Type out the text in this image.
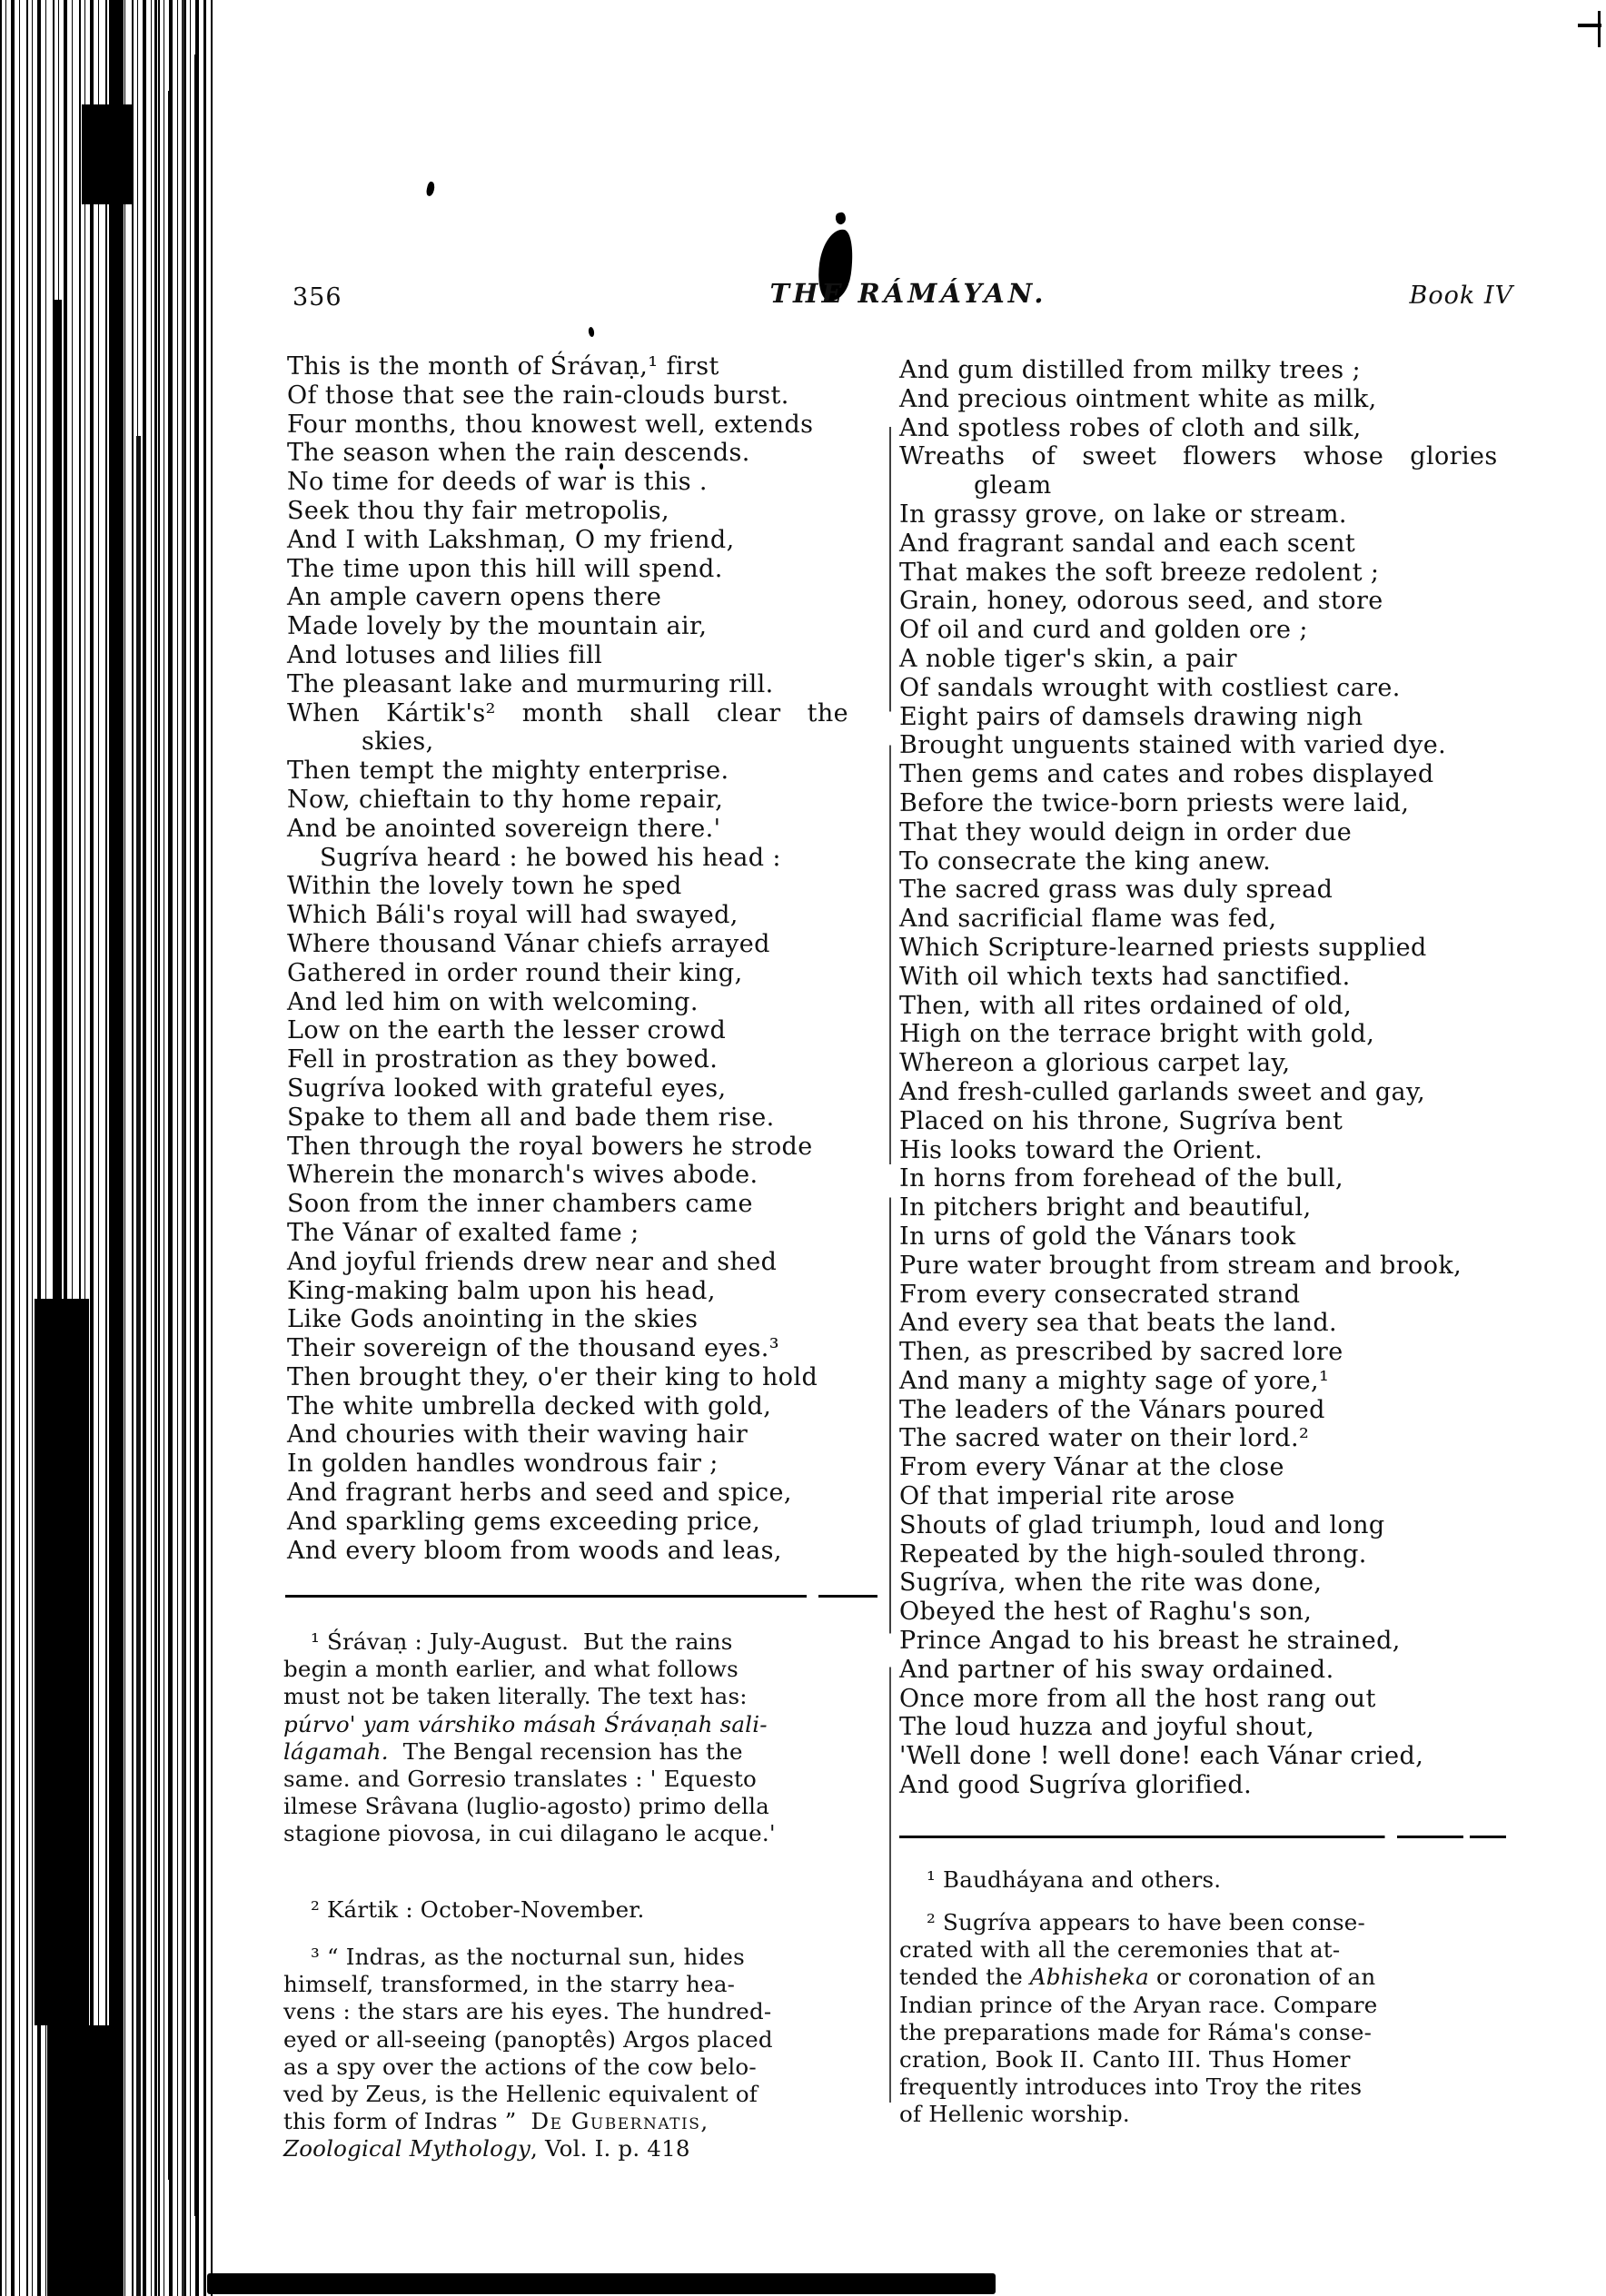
356	THE RÁMÁYAN.	Book IV
This is the month of Śrávaṇ,¹ first
Of those that see the rain-clouds burst.
Four months, thou knowest well, extends
The season when the rain descends.
No time for deeds of war is this .
Seek thou thy fair metropolis,
And I with Lakshmaṇ, O my friend,
The time upon this hill will spend.
An ample cavern opens there
Made lovely by the mountain air,
And lotuses and lilies fill
The pleasant lake and murmuring rill.
When Kártik's² month shall clear the
skies,
Then tempt the mighty enterprise.
Now, chieftain to thy home repair,
And be anointed sovereign there.'
Sugríva heard : he bowed his head :
Within the lovely town he sped
Which Báli's royal will had swayed,
Where thousand Vánar chiefs arrayed
Gathered in order round their king,
And led him on with welcoming.
Low on the earth the lesser crowd
Fell in prostration as they bowed.
Sugríva looked with grateful eyes,
Spake to them all and bade them rise.
Then through the royal bowers he strode
Wherein the monarch's wives abode.
Soon from the inner chambers came
The Vánar of exalted fame ;
And joyful friends drew near and shed
King-making balm upon his head,
Like Gods anointing in the skies
Their sovereign of the thousand eyes.³
Then brought they, o'er their king to hold
The white umbrella decked with gold,
And chouries with their waving hair
In golden handles wondrous fair ;
And fragrant herbs and seed and spice,
And sparkling gems exceeding price,
And every bloom from woods and leas,
¹ Śrávaṇ : July-August.  But the rains
begin a month earlier, and what follows
must not be taken literally. The text has:
púrvo' yam várshiko másah Śrávaṇah sali-
lágamah.  The Bengal recension has the
same. and Gorresio translates : ' Equesto
ilmese Srâvana (luglio-agosto) primo della
stagione piovosa, in cui dilagano le acque.'
² Kártik : October-November.
³ “ Indras, as the nocturnal sun, hides
himself, transformed, in the starry hea-
vens : the stars are his eyes. The hundred-
eyed or all-seeing (panoptês) Argos placed
as a spy over the actions of the cow belo-
ved by Zeus, is the Hellenic equivalent of
this form of Indras ”  De Gubernatis,
Zoological Mythology, Vol. I. p. 418
And gum distilled from milky trees ;
And precious ointment white as milk,
And spotless robes of cloth and silk,
Wreaths of sweet flowers whose glories
gleam
In grassy grove, on lake or stream.
And fragrant sandal and each scent
That makes the soft breeze redolent ;
Grain, honey, odorous seed, and store
Of oil and curd and golden ore ;
A noble tiger's skin, a pair
Of sandals wrought with costliest care.
Eight pairs of damsels drawing nigh
Brought unguents stained with varied dye.
Then gems and cates and robes displayed
Before the twice-born priests were laid,
That they would deign in order due
To consecrate the king anew.
The sacred grass was duly spread
And sacrificial flame was fed,
Which Scripture-learned priests supplied
With oil which texts had sanctified.
Then, with all rites ordained of old,
High on the terrace bright with gold,
Whereon a glorious carpet lay,
And fresh-culled garlands sweet and gay,
Placed on his throne, Sugríva bent
His looks toward the Orient.
In horns from forehead of the bull,
In pitchers bright and beautiful,
In urns of gold the Vánars took
Pure water brought from stream and brook,
From every consecrated strand
And every sea that beats the land.
Then, as prescribed by sacred lore
And many a mighty sage of yore,¹
The leaders of the Vánars poured
The sacred water on their lord.²
From every Vánar at the close
Of that imperial rite arose
Shouts of glad triumph, loud and long
Repeated by the high-souled throng.
Sugríva, when the rite was done,
Obeyed the hest of Raghu's son,
Prince Angad to his breast he strained,
And partner of his sway ordained.
Once more from all the host rang out
The loud huzza and joyful shout,
'Well done ! well done! each Vánar cried,
And good Sugríva glorified.
¹ Baudháyana and others.
² Sugríva appears to have been conse-
crated with all the ceremonies that at-
tended the Abhisheka or coronation of an
Indian prince of the Aryan race. Compare
the preparations made for Ráma's conse-
cration, Book II. Canto III. Thus Homer
frequently introduces into Troy the rites
of Hellenic worship.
##############################
• Task prompt:
Pull out every line of the records above that contains the word "time".

• Reply to the task:
No time for deeds of war is this .
The time upon this hill will spend.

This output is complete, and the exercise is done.